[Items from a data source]
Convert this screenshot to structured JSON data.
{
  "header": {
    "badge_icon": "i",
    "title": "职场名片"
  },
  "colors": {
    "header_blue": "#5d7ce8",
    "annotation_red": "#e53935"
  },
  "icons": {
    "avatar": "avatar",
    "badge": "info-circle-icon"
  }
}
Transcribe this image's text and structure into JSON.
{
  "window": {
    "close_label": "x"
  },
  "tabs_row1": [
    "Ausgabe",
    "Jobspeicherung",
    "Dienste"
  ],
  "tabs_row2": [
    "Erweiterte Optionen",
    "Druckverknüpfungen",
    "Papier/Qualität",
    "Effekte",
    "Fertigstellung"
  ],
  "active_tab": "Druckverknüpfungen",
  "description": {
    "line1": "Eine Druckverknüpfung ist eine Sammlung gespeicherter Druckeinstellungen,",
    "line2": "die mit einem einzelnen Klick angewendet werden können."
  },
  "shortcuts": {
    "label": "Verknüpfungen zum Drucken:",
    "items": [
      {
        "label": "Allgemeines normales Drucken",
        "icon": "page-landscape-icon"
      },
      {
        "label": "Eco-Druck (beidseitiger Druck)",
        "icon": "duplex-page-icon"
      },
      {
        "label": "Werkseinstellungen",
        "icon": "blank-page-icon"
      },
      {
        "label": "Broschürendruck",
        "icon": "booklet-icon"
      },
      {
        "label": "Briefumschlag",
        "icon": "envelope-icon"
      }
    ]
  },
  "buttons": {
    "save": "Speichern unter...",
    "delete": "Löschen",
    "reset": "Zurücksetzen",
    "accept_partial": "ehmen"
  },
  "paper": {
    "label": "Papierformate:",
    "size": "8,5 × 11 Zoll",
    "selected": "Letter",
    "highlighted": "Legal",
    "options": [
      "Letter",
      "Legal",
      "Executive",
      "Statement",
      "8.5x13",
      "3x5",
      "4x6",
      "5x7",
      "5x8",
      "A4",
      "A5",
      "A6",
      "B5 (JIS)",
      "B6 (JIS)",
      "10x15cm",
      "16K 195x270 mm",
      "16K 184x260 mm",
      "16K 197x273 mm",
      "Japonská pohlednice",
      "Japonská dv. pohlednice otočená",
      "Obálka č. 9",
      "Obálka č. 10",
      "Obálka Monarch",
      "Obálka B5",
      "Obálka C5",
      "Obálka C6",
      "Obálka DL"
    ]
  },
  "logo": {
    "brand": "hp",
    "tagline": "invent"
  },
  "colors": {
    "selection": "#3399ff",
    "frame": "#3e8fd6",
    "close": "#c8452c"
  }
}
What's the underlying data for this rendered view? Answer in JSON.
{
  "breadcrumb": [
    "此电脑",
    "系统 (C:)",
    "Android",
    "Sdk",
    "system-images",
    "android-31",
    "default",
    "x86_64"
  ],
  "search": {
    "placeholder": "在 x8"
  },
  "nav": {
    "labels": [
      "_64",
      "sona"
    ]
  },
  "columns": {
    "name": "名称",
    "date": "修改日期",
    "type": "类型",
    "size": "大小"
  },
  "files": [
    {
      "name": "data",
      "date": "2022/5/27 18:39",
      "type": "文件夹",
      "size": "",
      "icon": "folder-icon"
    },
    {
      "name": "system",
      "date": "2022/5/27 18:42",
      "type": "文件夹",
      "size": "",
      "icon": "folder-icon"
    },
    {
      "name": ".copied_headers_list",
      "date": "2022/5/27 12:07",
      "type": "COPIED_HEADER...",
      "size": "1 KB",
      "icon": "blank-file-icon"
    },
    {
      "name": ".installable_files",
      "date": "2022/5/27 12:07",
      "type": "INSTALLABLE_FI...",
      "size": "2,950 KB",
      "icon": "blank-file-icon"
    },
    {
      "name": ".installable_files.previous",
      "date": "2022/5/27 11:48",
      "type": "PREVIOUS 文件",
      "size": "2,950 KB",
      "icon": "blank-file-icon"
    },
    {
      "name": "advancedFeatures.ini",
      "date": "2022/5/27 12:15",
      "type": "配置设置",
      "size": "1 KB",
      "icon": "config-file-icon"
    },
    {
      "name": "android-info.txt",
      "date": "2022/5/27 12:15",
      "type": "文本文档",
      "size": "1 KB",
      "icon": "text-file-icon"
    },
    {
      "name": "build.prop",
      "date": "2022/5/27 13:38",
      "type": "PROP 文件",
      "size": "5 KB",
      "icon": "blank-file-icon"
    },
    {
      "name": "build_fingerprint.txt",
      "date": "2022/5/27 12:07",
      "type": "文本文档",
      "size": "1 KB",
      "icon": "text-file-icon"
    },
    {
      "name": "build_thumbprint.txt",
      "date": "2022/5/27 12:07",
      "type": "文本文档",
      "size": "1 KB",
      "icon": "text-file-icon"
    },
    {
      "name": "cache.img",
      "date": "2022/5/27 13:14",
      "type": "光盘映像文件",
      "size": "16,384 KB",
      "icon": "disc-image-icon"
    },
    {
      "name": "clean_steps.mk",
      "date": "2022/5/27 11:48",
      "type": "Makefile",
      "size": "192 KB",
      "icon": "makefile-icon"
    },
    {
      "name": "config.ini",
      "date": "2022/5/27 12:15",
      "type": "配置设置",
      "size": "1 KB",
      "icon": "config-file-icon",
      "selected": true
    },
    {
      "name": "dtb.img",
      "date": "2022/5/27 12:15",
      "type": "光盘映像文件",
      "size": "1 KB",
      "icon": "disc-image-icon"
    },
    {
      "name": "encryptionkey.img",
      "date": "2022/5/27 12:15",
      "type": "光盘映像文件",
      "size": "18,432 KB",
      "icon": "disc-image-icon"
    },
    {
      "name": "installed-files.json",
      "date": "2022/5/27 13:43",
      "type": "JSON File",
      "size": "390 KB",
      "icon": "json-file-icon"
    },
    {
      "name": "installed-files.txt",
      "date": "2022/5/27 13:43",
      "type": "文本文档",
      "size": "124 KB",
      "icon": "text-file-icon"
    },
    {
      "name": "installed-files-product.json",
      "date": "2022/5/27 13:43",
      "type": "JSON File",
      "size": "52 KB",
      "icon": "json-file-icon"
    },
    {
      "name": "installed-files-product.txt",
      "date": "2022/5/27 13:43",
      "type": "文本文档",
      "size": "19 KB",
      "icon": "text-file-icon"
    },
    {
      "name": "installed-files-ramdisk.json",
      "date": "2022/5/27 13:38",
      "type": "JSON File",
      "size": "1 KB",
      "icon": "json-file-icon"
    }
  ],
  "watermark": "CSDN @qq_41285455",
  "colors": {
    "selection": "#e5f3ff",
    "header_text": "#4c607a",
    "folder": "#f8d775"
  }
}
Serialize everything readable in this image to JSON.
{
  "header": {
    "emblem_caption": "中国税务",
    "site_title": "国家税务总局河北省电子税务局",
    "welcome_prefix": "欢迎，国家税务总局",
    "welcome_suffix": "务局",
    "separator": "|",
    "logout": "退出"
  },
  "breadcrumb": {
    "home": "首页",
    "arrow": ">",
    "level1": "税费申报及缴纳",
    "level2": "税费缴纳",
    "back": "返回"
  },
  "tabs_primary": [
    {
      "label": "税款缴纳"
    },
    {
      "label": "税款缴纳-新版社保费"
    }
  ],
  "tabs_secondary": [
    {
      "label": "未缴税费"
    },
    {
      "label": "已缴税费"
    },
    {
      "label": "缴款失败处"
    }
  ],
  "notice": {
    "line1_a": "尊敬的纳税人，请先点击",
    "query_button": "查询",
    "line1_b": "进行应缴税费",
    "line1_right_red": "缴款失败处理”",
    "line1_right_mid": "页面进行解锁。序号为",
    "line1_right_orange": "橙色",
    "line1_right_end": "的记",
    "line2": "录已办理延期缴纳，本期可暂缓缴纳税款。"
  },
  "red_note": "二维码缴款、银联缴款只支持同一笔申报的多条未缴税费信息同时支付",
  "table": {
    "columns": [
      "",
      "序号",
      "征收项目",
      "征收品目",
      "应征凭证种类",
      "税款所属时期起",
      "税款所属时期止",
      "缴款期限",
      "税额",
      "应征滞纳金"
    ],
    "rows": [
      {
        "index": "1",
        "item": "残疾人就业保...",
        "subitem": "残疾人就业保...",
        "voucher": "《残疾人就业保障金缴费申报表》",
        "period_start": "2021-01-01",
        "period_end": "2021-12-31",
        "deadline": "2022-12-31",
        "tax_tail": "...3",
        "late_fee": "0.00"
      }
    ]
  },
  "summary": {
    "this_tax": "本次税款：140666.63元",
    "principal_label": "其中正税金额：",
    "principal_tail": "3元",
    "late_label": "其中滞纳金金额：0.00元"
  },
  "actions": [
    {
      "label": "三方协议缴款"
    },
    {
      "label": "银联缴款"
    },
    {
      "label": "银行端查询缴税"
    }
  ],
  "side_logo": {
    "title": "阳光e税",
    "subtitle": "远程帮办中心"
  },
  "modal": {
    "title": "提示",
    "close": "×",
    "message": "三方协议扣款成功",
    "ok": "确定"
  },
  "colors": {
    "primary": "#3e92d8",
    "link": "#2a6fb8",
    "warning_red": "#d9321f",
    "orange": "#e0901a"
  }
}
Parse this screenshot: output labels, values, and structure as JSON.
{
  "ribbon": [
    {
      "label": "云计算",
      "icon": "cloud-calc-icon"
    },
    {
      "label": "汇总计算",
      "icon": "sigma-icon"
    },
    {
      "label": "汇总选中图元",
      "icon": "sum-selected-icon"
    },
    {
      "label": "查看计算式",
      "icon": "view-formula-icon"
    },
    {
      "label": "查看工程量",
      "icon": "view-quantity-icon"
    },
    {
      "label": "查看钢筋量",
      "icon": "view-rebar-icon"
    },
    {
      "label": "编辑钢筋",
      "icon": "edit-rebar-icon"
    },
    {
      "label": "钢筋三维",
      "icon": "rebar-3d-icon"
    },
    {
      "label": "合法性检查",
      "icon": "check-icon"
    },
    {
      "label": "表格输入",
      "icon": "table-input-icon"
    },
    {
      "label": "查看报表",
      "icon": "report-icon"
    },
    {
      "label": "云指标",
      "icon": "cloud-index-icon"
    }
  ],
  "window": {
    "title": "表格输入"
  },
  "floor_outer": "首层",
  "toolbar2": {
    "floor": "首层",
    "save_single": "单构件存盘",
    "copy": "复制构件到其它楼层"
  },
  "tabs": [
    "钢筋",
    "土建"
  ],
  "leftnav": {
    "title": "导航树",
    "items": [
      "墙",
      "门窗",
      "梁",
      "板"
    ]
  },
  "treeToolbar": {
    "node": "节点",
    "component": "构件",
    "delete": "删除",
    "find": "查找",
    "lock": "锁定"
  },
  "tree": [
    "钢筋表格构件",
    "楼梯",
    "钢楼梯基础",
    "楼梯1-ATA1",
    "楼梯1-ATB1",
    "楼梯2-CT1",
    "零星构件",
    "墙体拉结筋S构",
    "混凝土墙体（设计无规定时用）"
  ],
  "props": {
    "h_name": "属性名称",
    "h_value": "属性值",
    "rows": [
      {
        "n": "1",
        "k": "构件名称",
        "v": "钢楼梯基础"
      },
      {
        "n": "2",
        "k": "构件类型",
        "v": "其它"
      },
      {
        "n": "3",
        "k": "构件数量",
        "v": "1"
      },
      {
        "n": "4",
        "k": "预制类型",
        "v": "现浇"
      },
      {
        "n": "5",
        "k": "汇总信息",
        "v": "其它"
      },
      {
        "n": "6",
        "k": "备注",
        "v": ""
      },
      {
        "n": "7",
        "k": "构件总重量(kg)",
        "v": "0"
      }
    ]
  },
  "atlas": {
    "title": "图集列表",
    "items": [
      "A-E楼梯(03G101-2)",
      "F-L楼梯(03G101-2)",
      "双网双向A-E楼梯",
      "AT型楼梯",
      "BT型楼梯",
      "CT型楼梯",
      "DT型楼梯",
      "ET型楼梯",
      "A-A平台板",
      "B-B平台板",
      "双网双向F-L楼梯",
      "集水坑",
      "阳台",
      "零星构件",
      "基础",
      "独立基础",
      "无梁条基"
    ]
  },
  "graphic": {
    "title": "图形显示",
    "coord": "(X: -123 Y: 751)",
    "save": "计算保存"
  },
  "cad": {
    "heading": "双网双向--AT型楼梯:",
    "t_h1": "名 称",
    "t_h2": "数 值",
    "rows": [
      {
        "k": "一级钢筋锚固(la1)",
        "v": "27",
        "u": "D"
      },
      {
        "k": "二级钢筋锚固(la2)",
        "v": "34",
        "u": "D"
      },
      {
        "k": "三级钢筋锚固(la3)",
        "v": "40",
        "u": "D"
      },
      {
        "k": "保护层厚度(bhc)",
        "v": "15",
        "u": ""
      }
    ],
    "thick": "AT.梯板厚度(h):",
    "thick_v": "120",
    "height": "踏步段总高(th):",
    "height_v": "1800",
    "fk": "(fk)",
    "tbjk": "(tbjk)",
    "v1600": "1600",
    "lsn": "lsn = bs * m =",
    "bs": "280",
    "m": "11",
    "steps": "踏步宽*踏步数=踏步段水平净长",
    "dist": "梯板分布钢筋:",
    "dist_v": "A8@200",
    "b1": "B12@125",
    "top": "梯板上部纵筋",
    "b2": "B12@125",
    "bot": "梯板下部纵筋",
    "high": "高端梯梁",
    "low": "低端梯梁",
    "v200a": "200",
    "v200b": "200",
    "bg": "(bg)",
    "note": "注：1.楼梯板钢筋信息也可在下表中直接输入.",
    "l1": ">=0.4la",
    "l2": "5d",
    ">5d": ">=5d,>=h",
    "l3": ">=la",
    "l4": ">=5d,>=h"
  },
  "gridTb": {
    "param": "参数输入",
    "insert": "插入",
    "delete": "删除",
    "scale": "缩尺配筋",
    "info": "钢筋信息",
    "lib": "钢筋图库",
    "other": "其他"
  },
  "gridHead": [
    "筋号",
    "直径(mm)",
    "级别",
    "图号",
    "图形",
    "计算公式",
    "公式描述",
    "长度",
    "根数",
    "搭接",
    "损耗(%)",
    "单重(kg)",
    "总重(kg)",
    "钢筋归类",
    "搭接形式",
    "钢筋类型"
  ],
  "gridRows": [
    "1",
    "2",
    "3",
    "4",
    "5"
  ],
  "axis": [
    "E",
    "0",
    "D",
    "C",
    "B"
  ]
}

**TASK GOAL:** Report how many lines of the entries hold the word "selected". Nothing else is needed.

**OUTPUT:** 3